● Task to complete
Records follow. Pull out every line that contains "Verbal".

(Items from a data source)
***

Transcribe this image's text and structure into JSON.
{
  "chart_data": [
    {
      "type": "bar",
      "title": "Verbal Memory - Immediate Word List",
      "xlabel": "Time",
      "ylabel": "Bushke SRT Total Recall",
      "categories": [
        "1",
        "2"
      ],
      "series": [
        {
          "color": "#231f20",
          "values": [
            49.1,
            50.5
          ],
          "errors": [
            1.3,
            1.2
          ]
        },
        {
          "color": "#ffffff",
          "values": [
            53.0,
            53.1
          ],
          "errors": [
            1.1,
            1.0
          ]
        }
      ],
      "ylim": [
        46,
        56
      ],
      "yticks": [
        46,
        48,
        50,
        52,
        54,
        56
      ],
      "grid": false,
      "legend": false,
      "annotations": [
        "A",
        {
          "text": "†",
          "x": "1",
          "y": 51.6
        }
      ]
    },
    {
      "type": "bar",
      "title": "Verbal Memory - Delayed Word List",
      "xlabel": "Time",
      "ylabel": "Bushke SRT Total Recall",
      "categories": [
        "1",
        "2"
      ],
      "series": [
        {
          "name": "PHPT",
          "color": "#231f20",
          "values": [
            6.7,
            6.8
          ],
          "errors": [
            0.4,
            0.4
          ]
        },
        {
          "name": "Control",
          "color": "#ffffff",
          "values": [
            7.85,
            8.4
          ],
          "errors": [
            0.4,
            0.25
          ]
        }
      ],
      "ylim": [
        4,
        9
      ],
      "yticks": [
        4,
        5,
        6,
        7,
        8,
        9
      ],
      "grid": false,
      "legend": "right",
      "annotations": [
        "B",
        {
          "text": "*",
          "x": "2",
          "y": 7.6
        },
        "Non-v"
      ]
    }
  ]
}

***

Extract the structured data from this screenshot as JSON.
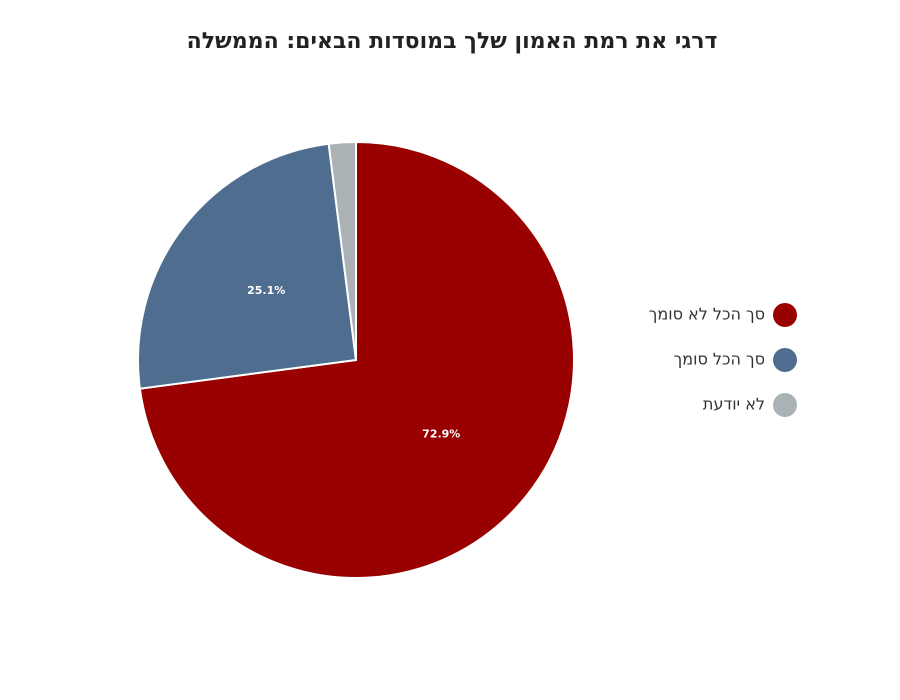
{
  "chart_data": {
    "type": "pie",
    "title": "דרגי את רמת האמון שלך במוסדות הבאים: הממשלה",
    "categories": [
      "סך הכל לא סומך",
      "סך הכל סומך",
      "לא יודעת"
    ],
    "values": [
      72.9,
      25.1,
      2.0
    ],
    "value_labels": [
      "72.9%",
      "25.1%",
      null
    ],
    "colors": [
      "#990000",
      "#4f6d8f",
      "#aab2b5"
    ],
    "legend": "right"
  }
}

***

● Result
      "title": "Verbal Memory - Immediate Word List",
      "title": "Verbal Memory - Delayed Word List",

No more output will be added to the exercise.